*Data excerpts:*

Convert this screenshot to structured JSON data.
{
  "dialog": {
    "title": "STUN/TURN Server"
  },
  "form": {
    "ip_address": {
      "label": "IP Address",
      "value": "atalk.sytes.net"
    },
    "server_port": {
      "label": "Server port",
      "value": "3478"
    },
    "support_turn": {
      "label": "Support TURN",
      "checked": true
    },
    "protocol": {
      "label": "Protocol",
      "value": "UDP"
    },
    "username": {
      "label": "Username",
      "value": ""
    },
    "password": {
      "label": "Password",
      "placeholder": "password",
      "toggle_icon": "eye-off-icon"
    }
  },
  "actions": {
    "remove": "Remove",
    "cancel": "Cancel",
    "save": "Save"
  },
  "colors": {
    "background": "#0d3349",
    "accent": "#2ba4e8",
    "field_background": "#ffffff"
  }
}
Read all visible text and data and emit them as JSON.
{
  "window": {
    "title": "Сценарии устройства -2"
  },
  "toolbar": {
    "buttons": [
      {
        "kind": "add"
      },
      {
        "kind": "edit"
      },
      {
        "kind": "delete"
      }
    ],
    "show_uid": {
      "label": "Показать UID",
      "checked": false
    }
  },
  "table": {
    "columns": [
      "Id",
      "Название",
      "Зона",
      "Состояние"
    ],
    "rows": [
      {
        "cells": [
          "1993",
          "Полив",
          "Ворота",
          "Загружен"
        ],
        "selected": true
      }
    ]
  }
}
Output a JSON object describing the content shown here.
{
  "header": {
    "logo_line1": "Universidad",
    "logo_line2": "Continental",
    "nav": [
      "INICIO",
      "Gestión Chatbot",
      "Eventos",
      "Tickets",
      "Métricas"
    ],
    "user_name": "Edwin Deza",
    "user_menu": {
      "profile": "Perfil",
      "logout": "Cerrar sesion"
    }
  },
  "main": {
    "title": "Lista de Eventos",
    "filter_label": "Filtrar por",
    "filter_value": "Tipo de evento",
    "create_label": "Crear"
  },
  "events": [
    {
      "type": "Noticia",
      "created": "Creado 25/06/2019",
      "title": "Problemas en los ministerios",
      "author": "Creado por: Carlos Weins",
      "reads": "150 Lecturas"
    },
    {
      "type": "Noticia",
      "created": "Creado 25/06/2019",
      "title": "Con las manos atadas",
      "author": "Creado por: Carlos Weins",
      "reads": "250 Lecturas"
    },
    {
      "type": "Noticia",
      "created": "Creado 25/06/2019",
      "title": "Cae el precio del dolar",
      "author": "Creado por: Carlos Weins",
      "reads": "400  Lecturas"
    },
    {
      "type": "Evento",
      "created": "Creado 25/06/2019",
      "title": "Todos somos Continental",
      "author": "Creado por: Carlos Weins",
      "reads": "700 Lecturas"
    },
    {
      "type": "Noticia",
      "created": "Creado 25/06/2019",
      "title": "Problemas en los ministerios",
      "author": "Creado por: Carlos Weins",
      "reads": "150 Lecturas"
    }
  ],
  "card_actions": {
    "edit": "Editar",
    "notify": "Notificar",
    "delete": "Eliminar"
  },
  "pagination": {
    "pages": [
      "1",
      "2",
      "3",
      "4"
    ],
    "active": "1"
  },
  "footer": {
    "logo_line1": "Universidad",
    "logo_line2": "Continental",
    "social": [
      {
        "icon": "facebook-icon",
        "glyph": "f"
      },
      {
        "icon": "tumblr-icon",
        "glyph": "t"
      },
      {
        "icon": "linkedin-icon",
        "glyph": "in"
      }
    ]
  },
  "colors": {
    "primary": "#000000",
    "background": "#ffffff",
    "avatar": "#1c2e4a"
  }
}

*What you are asked to do:* Return all of the entries exactly as written.

*Response to the exercise:*
Convert this screenshot to structured JSON data.
{
  "dialog": {
    "title": "STUN/TURN Server"
  },
  "form": {
    "ip_address": {
      "label": "IP Address",
      "value": "atalk.sytes.net"
    },
    "server_port": {
      "label": "Server port",
      "value": "3478"
    },
    "support_turn": {
      "label": "Support TURN",
      "checked": true
    },
    "protocol": {
      "label": "Protocol",
      "value": "UDP"
    },
    "username": {
      "label": "Username",
      "value": ""
    },
    "password": {
      "label": "Password",
      "placeholder": "password",
      "toggle_icon": "eye-off-icon"
    }
  },
  "actions": {
    "remove": "Remove",
    "cancel": "Cancel",
    "save": "Save"
  },
  "colors": {
    "background": "#0d3349",
    "accent": "#2ba4e8",
    "field_background": "#ffffff"
  }
}
Read all visible text and data and emit them as JSON.
{
  "window": {
    "title": "Сценарии устройства -2"
  },
  "toolbar": {
    "buttons": [
      {
        "kind": "add"
      },
      {
        "kind": "edit"
      },
      {
        "kind": "delete"
      }
    ],
    "show_uid": {
      "label": "Показать UID",
      "checked": false
    }
  },
  "table": {
    "columns": [
      "Id",
      "Название",
      "Зона",
      "Состояние"
    ],
    "rows": [
      {
        "cells": [
          "1993",
          "Полив",
          "Ворота",
          "Загружен"
        ],
        "selected": true
      }
    ]
  }
}
Output a JSON object describing the content shown here.
{
  "header": {
    "logo_line1": "Universidad",
    "logo_line2": "Continental",
    "nav": [
      "INICIO",
      "Gestión Chatbot",
      "Eventos",
      "Tickets",
      "Métricas"
    ],
    "user_name": "Edwin Deza",
    "user_menu": {
      "profile": "Perfil",
      "logout": "Cerrar sesion"
    }
  },
  "main": {
    "title": "Lista de Eventos",
    "filter_label": "Filtrar por",
    "filter_value": "Tipo de evento",
    "create_label": "Crear"
  },
  "events": [
    {
      "type": "Noticia",
      "created": "Creado 25/06/2019",
      "title": "Problemas en los ministerios",
      "author": "Creado por: Carlos Weins",
      "reads": "150 Lecturas"
    },
    {
      "type": "Noticia",
      "created": "Creado 25/06/2019",
      "title": "Con las manos atadas",
      "author": "Creado por: Carlos Weins",
      "reads": "250 Lecturas"
    },
    {
      "type": "Noticia",
      "created": "Creado 25/06/2019",
      "title": "Cae el precio del dolar",
      "author": "Creado por: Carlos Weins",
      "reads": "400  Lecturas"
    },
    {
      "type": "Evento",
      "created": "Creado 25/06/2019",
      "title": "Todos somos Continental",
      "author": "Creado por: Carlos Weins",
      "reads": "700 Lecturas"
    },
    {
      "type": "Noticia",
      "created": "Creado 25/06/2019",
      "title": "Problemas en los ministerios",
      "author": "Creado por: Carlos Weins",
      "reads": "150 Lecturas"
    }
  ],
  "card_actions": {
    "edit": "Editar",
    "notify": "Notificar",
    "delete": "Eliminar"
  },
  "pagination": {
    "pages": [
      "1",
      "2",
      "3",
      "4"
    ],
    "active": "1"
  },
  "footer": {
    "logo_line1": "Universidad",
    "logo_line2": "Continental",
    "social": [
      {
        "icon": "facebook-icon",
        "glyph": "f"
      },
      {
        "icon": "tumblr-icon",
        "glyph": "t"
      },
      {
        "icon": "linkedin-icon",
        "glyph": "in"
      }
    ]
  },
  "colors": {
    "primary": "#000000",
    "background": "#ffffff",
    "avatar": "#1c2e4a"
  }
}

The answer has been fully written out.